▶ Prompt:
A line counts if it contains the word "mass" at least once. State how many such lines the records contain, giving the number alone.

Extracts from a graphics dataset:

Start

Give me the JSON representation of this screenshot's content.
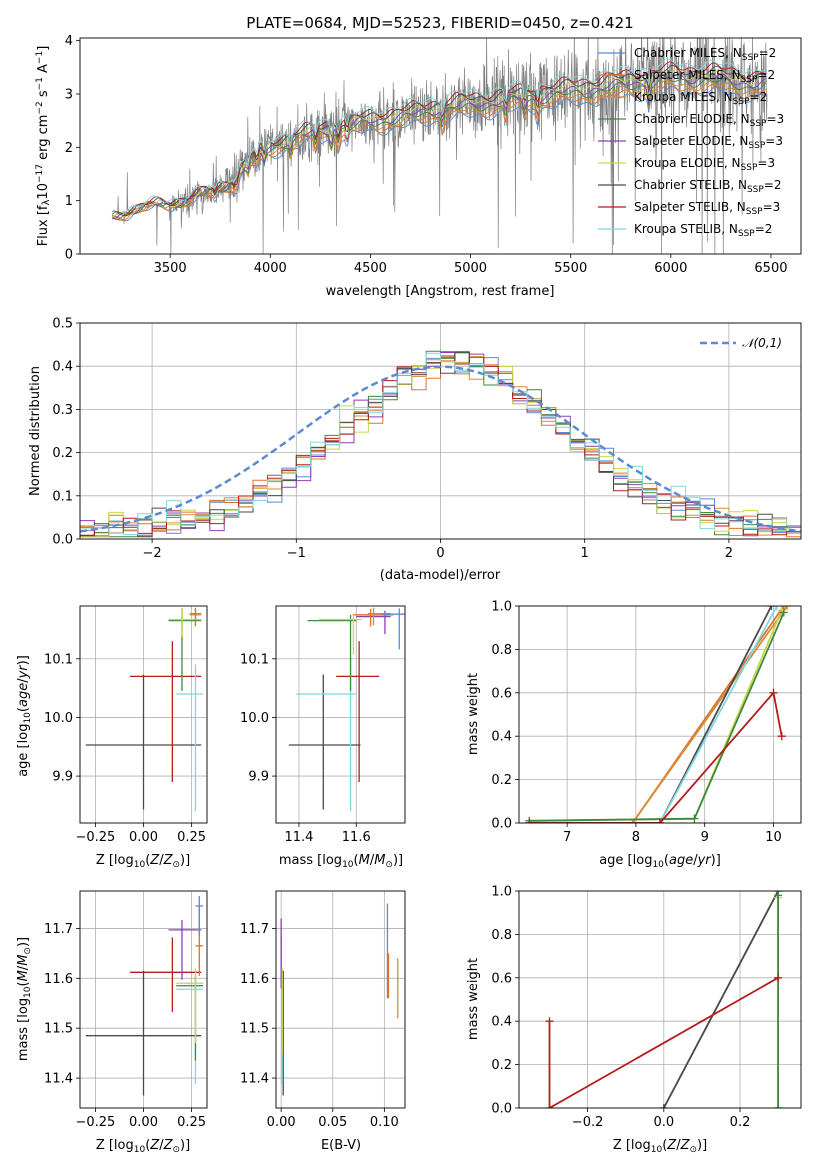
{
  "figure": {
    "title": "PLATE=0684, MJD=52523, FIBERID=0450, z=0.421"
  },
  "models": [
    {
      "name": "Chabrier MILES",
      "nssp": "2",
      "color": "#5b8bd4"
    },
    {
      "name": "Salpeter MILES",
      "nssp": "2",
      "color": "#e0722f"
    },
    {
      "name": "Kroupa MILES",
      "nssp": "2",
      "color": "#d98c32"
    },
    {
      "name": "Chabrier ELODIE",
      "nssp": "3",
      "color": "#3c8a3c"
    },
    {
      "name": "Salpeter ELODIE",
      "nssp": "3",
      "color": "#8e3fb5"
    },
    {
      "name": "Kroupa ELODIE",
      "nssp": "3",
      "color": "#c9d64a"
    },
    {
      "name": "Chabrier STELIB",
      "nssp": "2",
      "color": "#4a4a4a"
    },
    {
      "name": "Salpeter STELIB",
      "nssp": "3",
      "color": "#b51c1c"
    },
    {
      "name": "Kroupa STELIB",
      "nssp": "2",
      "color": "#7fd8e0"
    }
  ],
  "chart_data": [
    {
      "id": "spectrum",
      "type": "line",
      "title": "PLATE=0684, MJD=52523, FIBERID=0450, z=0.421",
      "xlabel": "wavelength [Angstrom, rest frame]",
      "ylabel": "Flux [f_λ 10^-17 erg cm^-2 s^-1 A^-1]",
      "xlim": [
        3050,
        6650
      ],
      "ylim": [
        0,
        4.05
      ],
      "xticks": [
        3500,
        4000,
        4500,
        5000,
        5500,
        6000,
        6500
      ],
      "yticks": [
        0,
        1,
        2,
        3,
        4
      ],
      "continuum": {
        "wavelength": [
          3210,
          3300,
          3400,
          3500,
          3600,
          3700,
          3800,
          3900,
          4000,
          4100,
          4200,
          4300,
          4400,
          4500,
          4600,
          4700,
          4800,
          4900,
          5000,
          5100,
          5200,
          5300,
          5400,
          5500,
          5600,
          5700,
          5800,
          5900,
          6000,
          6100,
          6200,
          6300,
          6400,
          6480
        ],
        "flux": [
          0.7,
          0.82,
          0.9,
          0.95,
          1.05,
          1.15,
          1.35,
          1.75,
          2.0,
          2.15,
          2.25,
          2.35,
          2.4,
          2.5,
          2.55,
          2.6,
          2.7,
          2.75,
          2.8,
          2.85,
          2.9,
          2.95,
          3.0,
          3.05,
          3.1,
          3.15,
          3.2,
          3.25,
          3.3,
          3.3,
          3.3,
          3.25,
          3.2,
          3.2
        ]
      },
      "data_noise_range": [
        0,
        4.05
      ]
    },
    {
      "id": "residuals",
      "type": "bar",
      "xlabel": "(data-model)/error",
      "ylabel": "Normed distribution",
      "xlim": [
        -2.5,
        2.5
      ],
      "ylim": [
        0,
        0.5
      ],
      "xticks": [
        -2,
        -1,
        0,
        1,
        2
      ],
      "yticks": [
        0.0,
        0.1,
        0.2,
        0.3,
        0.4,
        0.5
      ],
      "legend": "𝒩(0,1)",
      "legend_position": "top-right",
      "bin_width": 0.1,
      "gaussian": {
        "mean": 0,
        "sigma": 1
      }
    },
    {
      "id": "z-age",
      "type": "scatter",
      "xlabel": "Z [log10(Z/Z⊙)]",
      "ylabel": "age [log10(age/yr)]",
      "xlim": [
        -0.33,
        0.33
      ],
      "ylim": [
        9.82,
        10.19
      ],
      "xticks": [
        -0.25,
        0.0,
        0.25
      ],
      "yticks": [
        9.9,
        10.0,
        10.1
      ],
      "points": [
        {
          "model": 6,
          "x": 0.0,
          "xerr": [
            0.3,
            0.3
          ],
          "y": 9.953,
          "yerr": [
            0.11,
            0.12
          ]
        },
        {
          "model": 7,
          "x": 0.15,
          "xerr": [
            0.22,
            0.15
          ],
          "y": 10.07,
          "yerr": [
            0.18,
            0.06
          ]
        },
        {
          "model": 8,
          "x": 0.27,
          "xerr": [
            0.1,
            0.04
          ],
          "y": 10.04,
          "yerr": [
            0.2,
            0.05
          ]
        },
        {
          "model": 3,
          "x": 0.2,
          "xerr": [
            0.07,
            0.1
          ],
          "y": 10.165,
          "yerr": [
            0.12,
            0.02
          ]
        },
        {
          "model": 5,
          "x": 0.2,
          "xerr": [
            0.07,
            0.1
          ],
          "y": 10.167,
          "yerr": [
            0.03,
            0.02
          ]
        },
        {
          "model": 2,
          "x": 0.27,
          "xerr": [
            0.03,
            0.03
          ],
          "y": 10.175,
          "yerr": [
            0.02,
            0.01
          ]
        },
        {
          "model": 1,
          "x": 0.27,
          "xerr": [
            0.03,
            0.03
          ],
          "y": 10.177,
          "yerr": [
            0.02,
            0.01
          ]
        }
      ]
    },
    {
      "id": "mass-age",
      "type": "scatter",
      "xlabel": "mass [log10(M/M⊙)]",
      "ylabel": "",
      "xlim": [
        11.32,
        11.77
      ],
      "ylim": [
        9.82,
        10.19
      ],
      "xticks": [
        11.4,
        11.6
      ],
      "yticks": [
        9.9,
        10.0,
        10.1
      ],
      "points": [
        {
          "model": 6,
          "x": 11.485,
          "xerr": [
            0.12,
            0.13
          ],
          "y": 9.953,
          "yerr": [
            0.11,
            0.12
          ]
        },
        {
          "model": 7,
          "x": 11.61,
          "xerr": [
            0.08,
            0.07
          ],
          "y": 10.07,
          "yerr": [
            0.18,
            0.06
          ]
        },
        {
          "model": 8,
          "x": 11.58,
          "xerr": [
            0.19,
            0.02
          ],
          "y": 10.04,
          "yerr": [
            0.2,
            0.06
          ]
        },
        {
          "model": 3,
          "x": 11.58,
          "xerr": [
            0.15,
            0.02
          ],
          "y": 10.165,
          "yerr": [
            0.12,
            0.01
          ]
        },
        {
          "model": 5,
          "x": 11.59,
          "xerr": [
            0.12,
            0.03
          ],
          "y": 10.167,
          "yerr": [
            0.06,
            0.01
          ]
        },
        {
          "model": 4,
          "x": 11.7,
          "xerr": [
            0.1,
            0.02
          ],
          "y": 10.172,
          "yerr": [
            0.03,
            0.01
          ]
        },
        {
          "model": 1,
          "x": 11.65,
          "xerr": [
            0.06,
            0.08
          ],
          "y": 10.175,
          "yerr": [
            0.02,
            0.01
          ]
        },
        {
          "model": 2,
          "x": 11.66,
          "xerr": [
            0.02,
            0.06
          ],
          "y": 10.177,
          "yerr": [
            0.02,
            0.01
          ]
        },
        {
          "model": 0,
          "x": 11.75,
          "xerr": [
            0.06,
            0.02
          ],
          "y": 10.176,
          "yerr": [
            0.06,
            0.01
          ]
        }
      ]
    },
    {
      "id": "age-cumulative",
      "type": "line",
      "xlabel": "age [log10(age/yr)]",
      "ylabel": "mass weight",
      "xlim": [
        6.3,
        10.4
      ],
      "ylim": [
        0,
        1
      ],
      "xticks": [
        7,
        8,
        9,
        10
      ],
      "yticks": [
        0.0,
        0.2,
        0.4,
        0.6,
        0.8,
        1.0
      ],
      "series": [
        {
          "model": 1,
          "x": [
            6.45,
            7.95,
            10.15
          ],
          "y": [
            0.0,
            0.0,
            1.0
          ]
        },
        {
          "model": 2,
          "x": [
            6.45,
            7.95,
            10.2
          ],
          "y": [
            0.0,
            0.0,
            1.0
          ]
        },
        {
          "model": 6,
          "x": [
            6.45,
            8.35,
            9.97
          ],
          "y": [
            0.0,
            0.0,
            1.0
          ]
        },
        {
          "model": 8,
          "x": [
            6.45,
            8.35,
            10.05
          ],
          "y": [
            0.0,
            0.0,
            1.0
          ]
        },
        {
          "model": 5,
          "x": [
            6.45,
            8.85,
            10.12
          ],
          "y": [
            0.01,
            0.02,
            0.98
          ]
        },
        {
          "model": 3,
          "x": [
            6.45,
            8.85,
            10.15
          ],
          "y": [
            0.01,
            0.02,
            0.97
          ]
        },
        {
          "model": 7,
          "x": [
            6.45,
            8.35,
            10.0,
            10.12
          ],
          "y": [
            0.0,
            0.0,
            0.6,
            0.4
          ]
        }
      ]
    },
    {
      "id": "z-mass",
      "type": "scatter",
      "xlabel": "Z [log10(Z/Z⊙)]",
      "ylabel": "mass [log10(M/M⊙)]",
      "xlim": [
        -0.33,
        0.33
      ],
      "ylim": [
        11.34,
        11.775
      ],
      "xticks": [
        -0.25,
        0.0,
        0.25
      ],
      "yticks": [
        11.4,
        11.5,
        11.6,
        11.7
      ],
      "points": [
        {
          "model": 6,
          "x": 0.0,
          "xerr": [
            0.3,
            0.3
          ],
          "y": 11.485,
          "yerr": [
            0.12,
            0.13
          ]
        },
        {
          "model": 7,
          "x": 0.15,
          "xerr": [
            0.22,
            0.15
          ],
          "y": 11.612,
          "yerr": [
            0.08,
            0.07
          ]
        },
        {
          "model": 8,
          "x": 0.27,
          "xerr": [
            0.1,
            0.04
          ],
          "y": 11.578,
          "yerr": [
            0.19,
            0.02
          ]
        },
        {
          "model": 3,
          "x": 0.27,
          "xerr": [
            0.1,
            0.04
          ],
          "y": 11.585,
          "yerr": [
            0.15,
            0.02
          ]
        },
        {
          "model": 5,
          "x": 0.27,
          "xerr": [
            0.1,
            0.04
          ],
          "y": 11.59,
          "yerr": [
            0.12,
            0.03
          ]
        },
        {
          "model": 4,
          "x": 0.2,
          "xerr": [
            0.07,
            0.1
          ],
          "y": 11.697,
          "yerr": [
            0.1,
            0.02
          ]
        },
        {
          "model": 1,
          "x": 0.29,
          "xerr": [
            0.02,
            0.02
          ],
          "y": 11.665,
          "yerr": [
            0.06,
            0.08
          ]
        },
        {
          "model": 0,
          "x": 0.29,
          "xerr": [
            0.02,
            0.02
          ],
          "y": 11.745,
          "yerr": [
            0.06,
            0.02
          ]
        }
      ]
    },
    {
      "id": "ebv-mass",
      "type": "scatter",
      "xlabel": "E(B-V)",
      "ylabel": "",
      "xlim": [
        -0.005,
        0.12
      ],
      "ylim": [
        11.34,
        11.775
      ],
      "xticks": [
        0.0,
        0.05,
        0.1
      ],
      "yticks": [
        11.4,
        11.5,
        11.6,
        11.7
      ],
      "points": [
        {
          "model": 6,
          "x": 0.002,
          "y": 11.485,
          "yerr": [
            0.12,
            0.13
          ]
        },
        {
          "model": 7,
          "x": 0.0,
          "y": 11.612,
          "yerr": [
            0.03,
            0.07
          ]
        },
        {
          "model": 4,
          "x": 0.0,
          "y": 11.66,
          "yerr": [
            0.08,
            0.06
          ]
        },
        {
          "model": 8,
          "x": 0.001,
          "y": 11.578,
          "yerr": [
            0.19,
            0.02
          ]
        },
        {
          "model": 5,
          "x": 0.001,
          "y": 11.59,
          "yerr": [
            0.14,
            0.03
          ]
        },
        {
          "model": 0,
          "x": 0.103,
          "y": 11.64,
          "yerr": [
            0.08,
            0.11
          ]
        },
        {
          "model": 2,
          "x": 0.113,
          "y": 11.58,
          "yerr": [
            0.06,
            0.06
          ]
        },
        {
          "model": 1,
          "x": 0.104,
          "y": 11.6,
          "yerr": [
            0.04,
            0.05
          ]
        }
      ]
    },
    {
      "id": "z-cumulative",
      "type": "line",
      "xlabel": "Z [log10(Z/Z⊙)]",
      "ylabel": "mass weight",
      "xlim": [
        -0.38,
        0.36
      ],
      "ylim": [
        0,
        1
      ],
      "xticks": [
        -0.2,
        0.0,
        0.2
      ],
      "yticks": [
        0.0,
        0.2,
        0.4,
        0.6,
        0.8,
        1.0
      ],
      "series": [
        {
          "model": 8,
          "x": [
            0.0,
            0.3,
            0.3
          ],
          "y": [
            0.0,
            1.0,
            0.97
          ]
        },
        {
          "model": 6,
          "x": [
            0.0,
            0.3
          ],
          "y": [
            0.0,
            1.0
          ]
        },
        {
          "model": 5,
          "x": [
            0.3,
            0.3
          ],
          "y": [
            0.0,
            0.97
          ]
        },
        {
          "model": 3,
          "x": [
            0.3,
            0.3
          ],
          "y": [
            0.0,
            0.98
          ]
        },
        {
          "model": 7,
          "x": [
            -0.3,
            -0.3,
            0.3
          ],
          "y": [
            0.4,
            0.0,
            0.6
          ]
        }
      ]
    }
  ]
}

End

▶ Answer to this problem:
7